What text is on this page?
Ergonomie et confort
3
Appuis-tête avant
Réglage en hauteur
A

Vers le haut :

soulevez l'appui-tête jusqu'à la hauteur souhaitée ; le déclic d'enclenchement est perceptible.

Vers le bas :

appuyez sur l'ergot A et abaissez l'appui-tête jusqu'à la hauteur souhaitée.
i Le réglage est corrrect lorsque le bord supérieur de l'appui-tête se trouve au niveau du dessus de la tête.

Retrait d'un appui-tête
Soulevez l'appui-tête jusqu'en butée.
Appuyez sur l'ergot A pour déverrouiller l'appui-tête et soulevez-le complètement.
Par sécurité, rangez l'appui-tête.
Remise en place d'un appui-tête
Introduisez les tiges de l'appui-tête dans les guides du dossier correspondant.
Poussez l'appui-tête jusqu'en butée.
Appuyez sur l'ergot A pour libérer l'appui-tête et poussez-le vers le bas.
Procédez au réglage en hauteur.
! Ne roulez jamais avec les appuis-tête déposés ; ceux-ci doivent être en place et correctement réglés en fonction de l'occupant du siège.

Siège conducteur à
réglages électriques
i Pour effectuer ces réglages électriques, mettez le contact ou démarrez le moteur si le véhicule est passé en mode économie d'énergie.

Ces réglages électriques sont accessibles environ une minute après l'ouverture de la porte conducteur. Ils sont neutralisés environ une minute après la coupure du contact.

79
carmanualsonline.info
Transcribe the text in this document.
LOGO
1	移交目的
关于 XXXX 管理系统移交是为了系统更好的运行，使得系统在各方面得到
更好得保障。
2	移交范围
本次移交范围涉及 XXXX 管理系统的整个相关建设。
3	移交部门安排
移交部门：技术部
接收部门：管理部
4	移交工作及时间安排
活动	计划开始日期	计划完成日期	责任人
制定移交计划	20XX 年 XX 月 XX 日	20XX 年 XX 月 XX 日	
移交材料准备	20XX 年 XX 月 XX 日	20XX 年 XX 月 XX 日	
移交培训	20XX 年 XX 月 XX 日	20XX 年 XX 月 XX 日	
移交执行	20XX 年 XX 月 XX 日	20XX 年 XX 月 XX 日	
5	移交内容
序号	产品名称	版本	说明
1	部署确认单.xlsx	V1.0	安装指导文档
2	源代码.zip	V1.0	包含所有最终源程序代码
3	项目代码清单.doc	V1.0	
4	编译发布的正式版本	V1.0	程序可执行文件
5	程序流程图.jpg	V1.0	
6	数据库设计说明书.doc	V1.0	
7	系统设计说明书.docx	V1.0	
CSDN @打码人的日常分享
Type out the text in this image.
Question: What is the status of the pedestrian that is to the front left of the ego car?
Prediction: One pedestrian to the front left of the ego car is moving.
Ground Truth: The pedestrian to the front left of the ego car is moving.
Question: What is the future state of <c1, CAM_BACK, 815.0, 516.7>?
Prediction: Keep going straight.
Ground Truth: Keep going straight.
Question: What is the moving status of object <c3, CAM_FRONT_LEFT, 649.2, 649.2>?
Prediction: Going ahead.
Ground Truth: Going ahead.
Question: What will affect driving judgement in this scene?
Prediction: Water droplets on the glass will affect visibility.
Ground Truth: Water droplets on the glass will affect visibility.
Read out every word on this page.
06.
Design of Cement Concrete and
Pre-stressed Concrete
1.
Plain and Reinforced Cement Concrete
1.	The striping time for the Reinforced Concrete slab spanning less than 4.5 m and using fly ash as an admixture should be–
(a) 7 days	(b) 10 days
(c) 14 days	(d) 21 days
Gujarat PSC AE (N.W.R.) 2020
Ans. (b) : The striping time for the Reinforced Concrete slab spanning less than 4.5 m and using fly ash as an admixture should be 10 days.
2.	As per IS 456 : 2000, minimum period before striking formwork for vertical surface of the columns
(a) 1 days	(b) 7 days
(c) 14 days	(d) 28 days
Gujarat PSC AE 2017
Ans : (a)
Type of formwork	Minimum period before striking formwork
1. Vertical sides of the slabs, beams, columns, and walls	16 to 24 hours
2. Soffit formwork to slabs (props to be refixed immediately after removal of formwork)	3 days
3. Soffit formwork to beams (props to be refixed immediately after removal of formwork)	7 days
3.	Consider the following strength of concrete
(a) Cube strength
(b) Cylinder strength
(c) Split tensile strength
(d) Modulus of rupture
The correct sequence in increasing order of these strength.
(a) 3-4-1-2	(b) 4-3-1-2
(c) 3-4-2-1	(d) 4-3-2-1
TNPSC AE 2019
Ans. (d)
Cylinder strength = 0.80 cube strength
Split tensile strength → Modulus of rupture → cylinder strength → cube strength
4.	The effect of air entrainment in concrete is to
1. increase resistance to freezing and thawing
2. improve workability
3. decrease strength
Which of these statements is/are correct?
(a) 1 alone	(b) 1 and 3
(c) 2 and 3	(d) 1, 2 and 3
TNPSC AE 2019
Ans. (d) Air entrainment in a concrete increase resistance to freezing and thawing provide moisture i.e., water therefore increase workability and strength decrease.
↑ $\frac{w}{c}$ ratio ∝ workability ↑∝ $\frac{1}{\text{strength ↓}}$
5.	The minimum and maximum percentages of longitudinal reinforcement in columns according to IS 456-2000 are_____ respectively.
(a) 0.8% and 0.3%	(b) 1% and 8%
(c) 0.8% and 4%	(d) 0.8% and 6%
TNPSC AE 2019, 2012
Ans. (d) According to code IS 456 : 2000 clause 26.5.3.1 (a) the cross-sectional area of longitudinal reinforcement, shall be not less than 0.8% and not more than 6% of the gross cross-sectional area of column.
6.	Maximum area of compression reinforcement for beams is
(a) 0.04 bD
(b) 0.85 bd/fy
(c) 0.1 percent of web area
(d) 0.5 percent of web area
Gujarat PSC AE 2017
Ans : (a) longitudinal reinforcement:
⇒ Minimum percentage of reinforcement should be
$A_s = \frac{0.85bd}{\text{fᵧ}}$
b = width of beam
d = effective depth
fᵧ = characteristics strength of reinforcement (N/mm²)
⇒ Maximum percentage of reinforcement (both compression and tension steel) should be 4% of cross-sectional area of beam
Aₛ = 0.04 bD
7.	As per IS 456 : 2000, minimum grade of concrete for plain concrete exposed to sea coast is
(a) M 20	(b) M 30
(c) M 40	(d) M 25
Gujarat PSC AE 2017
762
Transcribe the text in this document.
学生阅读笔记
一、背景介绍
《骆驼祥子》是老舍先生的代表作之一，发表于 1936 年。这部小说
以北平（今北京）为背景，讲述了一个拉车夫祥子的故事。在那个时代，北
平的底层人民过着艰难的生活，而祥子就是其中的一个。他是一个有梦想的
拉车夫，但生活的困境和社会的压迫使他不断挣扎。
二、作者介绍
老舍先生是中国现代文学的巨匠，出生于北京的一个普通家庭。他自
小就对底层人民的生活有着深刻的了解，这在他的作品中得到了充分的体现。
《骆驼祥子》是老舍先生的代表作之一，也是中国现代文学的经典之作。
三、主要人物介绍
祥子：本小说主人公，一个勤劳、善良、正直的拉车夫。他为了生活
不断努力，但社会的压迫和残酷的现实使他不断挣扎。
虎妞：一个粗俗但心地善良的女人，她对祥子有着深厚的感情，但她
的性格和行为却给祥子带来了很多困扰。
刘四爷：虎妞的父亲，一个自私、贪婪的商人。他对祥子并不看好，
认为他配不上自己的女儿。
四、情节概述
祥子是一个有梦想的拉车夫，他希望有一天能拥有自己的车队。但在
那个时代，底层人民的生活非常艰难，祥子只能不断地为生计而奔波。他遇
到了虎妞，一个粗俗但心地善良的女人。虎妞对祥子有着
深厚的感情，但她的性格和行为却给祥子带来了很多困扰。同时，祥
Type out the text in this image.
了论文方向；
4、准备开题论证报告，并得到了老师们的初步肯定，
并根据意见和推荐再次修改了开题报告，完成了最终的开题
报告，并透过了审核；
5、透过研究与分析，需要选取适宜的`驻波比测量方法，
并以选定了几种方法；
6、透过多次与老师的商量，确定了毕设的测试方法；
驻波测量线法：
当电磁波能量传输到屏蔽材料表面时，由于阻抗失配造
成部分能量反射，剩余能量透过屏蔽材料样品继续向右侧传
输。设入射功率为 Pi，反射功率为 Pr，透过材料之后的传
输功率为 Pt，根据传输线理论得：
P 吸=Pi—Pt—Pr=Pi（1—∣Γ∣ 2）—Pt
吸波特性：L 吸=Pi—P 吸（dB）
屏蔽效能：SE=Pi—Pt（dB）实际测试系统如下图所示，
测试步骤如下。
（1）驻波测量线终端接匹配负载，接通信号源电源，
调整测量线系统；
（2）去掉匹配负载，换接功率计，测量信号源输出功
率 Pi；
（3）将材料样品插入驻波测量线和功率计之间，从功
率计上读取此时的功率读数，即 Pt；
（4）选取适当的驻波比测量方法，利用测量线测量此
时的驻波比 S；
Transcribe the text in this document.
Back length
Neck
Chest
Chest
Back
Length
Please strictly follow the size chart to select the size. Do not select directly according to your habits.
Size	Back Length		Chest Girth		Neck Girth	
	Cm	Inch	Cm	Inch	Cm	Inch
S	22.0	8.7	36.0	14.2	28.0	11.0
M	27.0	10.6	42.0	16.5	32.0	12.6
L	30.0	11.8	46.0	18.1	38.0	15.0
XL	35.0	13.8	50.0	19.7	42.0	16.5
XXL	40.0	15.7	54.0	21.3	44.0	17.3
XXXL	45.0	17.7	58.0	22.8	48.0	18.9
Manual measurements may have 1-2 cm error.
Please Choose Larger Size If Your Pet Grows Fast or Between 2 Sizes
+ + + + +
Lines containing the string "rupture" are to be selected and copied.

(d) Modulus of rupture
Split tensile strength → Modulus of rupture → cylinder strength → cube strength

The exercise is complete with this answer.